- _WRITTEN TASK_
Write out the whole listing exactly as it stands.

[Recorded data]
>>>>>
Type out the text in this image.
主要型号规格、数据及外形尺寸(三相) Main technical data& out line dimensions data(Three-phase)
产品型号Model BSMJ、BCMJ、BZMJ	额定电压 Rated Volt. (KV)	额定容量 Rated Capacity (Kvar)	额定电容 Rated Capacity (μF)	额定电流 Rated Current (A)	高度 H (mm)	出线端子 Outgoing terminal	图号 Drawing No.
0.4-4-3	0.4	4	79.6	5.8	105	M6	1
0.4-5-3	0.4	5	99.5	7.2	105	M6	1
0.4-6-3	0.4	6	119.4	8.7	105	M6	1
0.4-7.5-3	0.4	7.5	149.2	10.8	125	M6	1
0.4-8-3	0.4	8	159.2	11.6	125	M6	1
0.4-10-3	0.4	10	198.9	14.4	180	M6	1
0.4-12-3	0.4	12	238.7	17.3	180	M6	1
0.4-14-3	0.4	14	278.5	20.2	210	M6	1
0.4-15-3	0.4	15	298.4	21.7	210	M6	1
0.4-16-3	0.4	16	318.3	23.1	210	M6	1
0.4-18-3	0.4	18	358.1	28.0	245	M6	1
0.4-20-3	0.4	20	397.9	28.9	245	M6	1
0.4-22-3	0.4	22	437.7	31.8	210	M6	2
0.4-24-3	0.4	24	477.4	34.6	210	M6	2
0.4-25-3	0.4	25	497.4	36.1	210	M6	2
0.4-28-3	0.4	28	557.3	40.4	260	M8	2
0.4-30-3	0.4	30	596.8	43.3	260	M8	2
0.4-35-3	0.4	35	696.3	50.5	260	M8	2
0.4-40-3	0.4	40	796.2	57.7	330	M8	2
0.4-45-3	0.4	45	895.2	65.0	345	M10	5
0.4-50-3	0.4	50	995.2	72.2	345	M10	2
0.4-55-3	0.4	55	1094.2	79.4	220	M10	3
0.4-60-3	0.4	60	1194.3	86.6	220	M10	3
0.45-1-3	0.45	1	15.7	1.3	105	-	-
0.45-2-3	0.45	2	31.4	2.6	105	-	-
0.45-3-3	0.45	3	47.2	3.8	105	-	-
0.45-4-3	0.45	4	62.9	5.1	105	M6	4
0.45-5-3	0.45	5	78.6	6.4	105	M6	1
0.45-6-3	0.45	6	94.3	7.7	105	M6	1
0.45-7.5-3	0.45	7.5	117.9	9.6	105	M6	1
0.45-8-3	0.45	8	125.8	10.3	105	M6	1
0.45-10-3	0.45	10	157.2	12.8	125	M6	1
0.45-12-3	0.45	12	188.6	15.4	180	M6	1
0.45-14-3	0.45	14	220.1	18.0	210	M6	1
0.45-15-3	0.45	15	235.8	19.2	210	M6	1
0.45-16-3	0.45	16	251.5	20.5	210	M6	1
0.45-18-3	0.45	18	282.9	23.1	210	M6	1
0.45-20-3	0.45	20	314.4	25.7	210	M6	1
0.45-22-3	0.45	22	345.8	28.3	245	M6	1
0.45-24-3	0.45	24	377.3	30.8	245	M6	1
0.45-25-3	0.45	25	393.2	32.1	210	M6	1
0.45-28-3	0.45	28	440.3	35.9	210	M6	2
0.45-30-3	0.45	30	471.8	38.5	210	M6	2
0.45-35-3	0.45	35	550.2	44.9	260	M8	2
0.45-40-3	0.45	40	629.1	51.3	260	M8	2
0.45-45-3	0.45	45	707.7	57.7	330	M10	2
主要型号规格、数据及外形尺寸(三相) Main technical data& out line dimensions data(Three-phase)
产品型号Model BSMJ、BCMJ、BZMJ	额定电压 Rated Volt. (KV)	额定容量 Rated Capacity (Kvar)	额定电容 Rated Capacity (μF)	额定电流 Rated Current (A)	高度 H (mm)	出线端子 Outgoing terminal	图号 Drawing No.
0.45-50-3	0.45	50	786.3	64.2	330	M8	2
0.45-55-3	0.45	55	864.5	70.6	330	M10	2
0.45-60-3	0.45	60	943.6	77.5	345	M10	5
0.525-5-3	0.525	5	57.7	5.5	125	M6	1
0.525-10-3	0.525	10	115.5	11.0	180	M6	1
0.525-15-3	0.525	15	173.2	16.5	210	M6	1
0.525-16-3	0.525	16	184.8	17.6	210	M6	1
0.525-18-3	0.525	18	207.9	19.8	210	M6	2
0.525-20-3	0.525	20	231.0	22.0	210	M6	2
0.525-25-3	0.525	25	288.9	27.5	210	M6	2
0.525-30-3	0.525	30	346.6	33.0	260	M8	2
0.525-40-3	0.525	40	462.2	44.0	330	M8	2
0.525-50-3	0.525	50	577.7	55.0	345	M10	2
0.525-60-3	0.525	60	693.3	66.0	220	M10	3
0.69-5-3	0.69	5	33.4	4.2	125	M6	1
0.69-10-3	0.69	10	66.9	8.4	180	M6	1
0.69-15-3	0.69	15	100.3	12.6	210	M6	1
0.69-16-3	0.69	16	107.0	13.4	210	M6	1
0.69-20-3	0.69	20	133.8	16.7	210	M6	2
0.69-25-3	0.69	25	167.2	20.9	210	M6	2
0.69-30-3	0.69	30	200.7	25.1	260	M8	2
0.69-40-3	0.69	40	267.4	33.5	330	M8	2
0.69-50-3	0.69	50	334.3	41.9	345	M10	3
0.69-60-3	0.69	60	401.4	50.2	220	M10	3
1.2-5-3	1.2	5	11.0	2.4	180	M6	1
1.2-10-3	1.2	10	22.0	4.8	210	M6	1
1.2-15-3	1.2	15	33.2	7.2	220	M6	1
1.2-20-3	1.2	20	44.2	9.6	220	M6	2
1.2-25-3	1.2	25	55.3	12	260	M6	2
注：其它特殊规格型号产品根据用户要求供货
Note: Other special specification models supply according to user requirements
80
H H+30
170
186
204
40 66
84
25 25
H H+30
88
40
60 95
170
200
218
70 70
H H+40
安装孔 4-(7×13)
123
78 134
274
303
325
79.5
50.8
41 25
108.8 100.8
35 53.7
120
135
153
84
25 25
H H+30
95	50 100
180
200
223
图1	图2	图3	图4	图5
<<<<<
- _CORRECT RESPONSE_
Type out the text in this image.
主要型号规格、数据及外形尺寸(三相) Main technical data& out line dimensions data(Three-phase)
产品型号Model BSMJ、BCMJ、BZMJ	额定电压 Rated Volt. (KV)	额定容量 Rated Capacity (Kvar)	额定电容 Rated Capacity (μF)	额定电流 Rated Current (A)	高度 H (mm)	出线端子 Outgoing terminal	图号 Drawing No.
0.4-4-3	0.4	4	79.6	5.8	105	M6	1
0.4-5-3	0.4	5	99.5	7.2	105	M6	1
0.4-6-3	0.4	6	119.4	8.7	105	M6	1
0.4-7.5-3	0.4	7.5	149.2	10.8	125	M6	1
0.4-8-3	0.4	8	159.2	11.6	125	M6	1
0.4-10-3	0.4	10	198.9	14.4	180	M6	1
0.4-12-3	0.4	12	238.7	17.3	180	M6	1
0.4-14-3	0.4	14	278.5	20.2	210	M6	1
0.4-15-3	0.4	15	298.4	21.7	210	M6	1
0.4-16-3	0.4	16	318.3	23.1	210	M6	1
0.4-18-3	0.4	18	358.1	28.0	245	M6	1
0.4-20-3	0.4	20	397.9	28.9	245	M6	1
0.4-22-3	0.4	22	437.7	31.8	210	M6	2
0.4-24-3	0.4	24	477.4	34.6	210	M6	2
0.4-25-3	0.4	25	497.4	36.1	210	M6	2
0.4-28-3	0.4	28	557.3	40.4	260	M8	2
0.4-30-3	0.4	30	596.8	43.3	260	M8	2
0.4-35-3	0.4	35	696.3	50.5	260	M8	2
0.4-40-3	0.4	40	796.2	57.7	330	M8	2
0.4-45-3	0.4	45	895.2	65.0	345	M10	5
0.4-50-3	0.4	50	995.2	72.2	345	M10	2
0.4-55-3	0.4	55	1094.2	79.4	220	M10	3
0.4-60-3	0.4	60	1194.3	86.6	220	M10	3
0.45-1-3	0.45	1	15.7	1.3	105	-	-
0.45-2-3	0.45	2	31.4	2.6	105	-	-
0.45-3-3	0.45	3	47.2	3.8	105	-	-
0.45-4-3	0.45	4	62.9	5.1	105	M6	4
0.45-5-3	0.45	5	78.6	6.4	105	M6	1
0.45-6-3	0.45	6	94.3	7.7	105	M6	1
0.45-7.5-3	0.45	7.5	117.9	9.6	105	M6	1
0.45-8-3	0.45	8	125.8	10.3	105	M6	1
0.45-10-3	0.45	10	157.2	12.8	125	M6	1
0.45-12-3	0.45	12	188.6	15.4	180	M6	1
0.45-14-3	0.45	14	220.1	18.0	210	M6	1
0.45-15-3	0.45	15	235.8	19.2	210	M6	1
0.45-16-3	0.45	16	251.5	20.5	210	M6	1
0.45-18-3	0.45	18	282.9	23.1	210	M6	1
0.45-20-3	0.45	20	314.4	25.7	210	M6	1
0.45-22-3	0.45	22	345.8	28.3	245	M6	1
0.45-24-3	0.45	24	377.3	30.8	245	M6	1
0.45-25-3	0.45	25	393.2	32.1	210	M6	1
0.45-28-3	0.45	28	440.3	35.9	210	M6	2
0.45-30-3	0.45	30	471.8	38.5	210	M6	2
0.45-35-3	0.45	35	550.2	44.9	260	M8	2
0.45-40-3	0.45	40	629.1	51.3	260	M8	2
0.45-45-3	0.45	45	707.7	57.7	330	M10	2
主要型号规格、数据及外形尺寸(三相) Main technical data& out line dimensions data(Three-phase)
产品型号Model BSMJ、BCMJ、BZMJ	额定电压 Rated Volt. (KV)	额定容量 Rated Capacity (Kvar)	额定电容 Rated Capacity (μF)	额定电流 Rated Current (A)	高度 H (mm)	出线端子 Outgoing terminal	图号 Drawing No.
0.45-50-3	0.45	50	786.3	64.2	330	M8	2
0.45-55-3	0.45	55	864.5	70.6	330	M10	2
0.45-60-3	0.45	60	943.6	77.5	345	M10	5
0.525-5-3	0.525	5	57.7	5.5	125	M6	1
0.525-10-3	0.525	10	115.5	11.0	180	M6	1
0.525-15-3	0.525	15	173.2	16.5	210	M6	1
0.525-16-3	0.525	16	184.8	17.6	210	M6	1
0.525-18-3	0.525	18	207.9	19.8	210	M6	2
0.525-20-3	0.525	20	231.0	22.0	210	M6	2
0.525-25-3	0.525	25	288.9	27.5	210	M6	2
0.525-30-3	0.525	30	346.6	33.0	260	M8	2
0.525-40-3	0.525	40	462.2	44.0	330	M8	2
0.525-50-3	0.525	50	577.7	55.0	345	M10	2
0.525-60-3	0.525	60	693.3	66.0	220	M10	3
0.69-5-3	0.69	5	33.4	4.2	125	M6	1
0.69-10-3	0.69	10	66.9	8.4	180	M6	1
0.69-15-3	0.69	15	100.3	12.6	210	M6	1
0.69-16-3	0.69	16	107.0	13.4	210	M6	1
0.69-20-3	0.69	20	133.8	16.7	210	M6	2
0.69-25-3	0.69	25	167.2	20.9	210	M6	2
0.69-30-3	0.69	30	200.7	25.1	260	M8	2
0.69-40-3	0.69	40	267.4	33.5	330	M8	2
0.69-50-3	0.69	50	334.3	41.9	345	M10	3
0.69-60-3	0.69	60	401.4	50.2	220	M10	3
1.2-5-3	1.2	5	11.0	2.4	180	M6	1
1.2-10-3	1.2	10	22.0	4.8	210	M6	1
1.2-15-3	1.2	15	33.2	7.2	220	M6	1
1.2-20-3	1.2	20	44.2	9.6	220	M6	2
1.2-25-3	1.2	25	55.3	12	260	M6	2
注：其它特殊规格型号产品根据用户要求供货
Note: Other special specification models supply according to user requirements
80
H H+30
170
186
204
40 66
84
25 25
H H+30
88
40
60 95
170
200
218
70 70
H H+40
安装孔 4-(7×13)
123
78 134
274
303
325
79.5
50.8
41 25
108.8 100.8
35 53.7
120
135
153
84
25 25
H H+30
95	50 100
180
200
223
图1	图2	图3	图4	图5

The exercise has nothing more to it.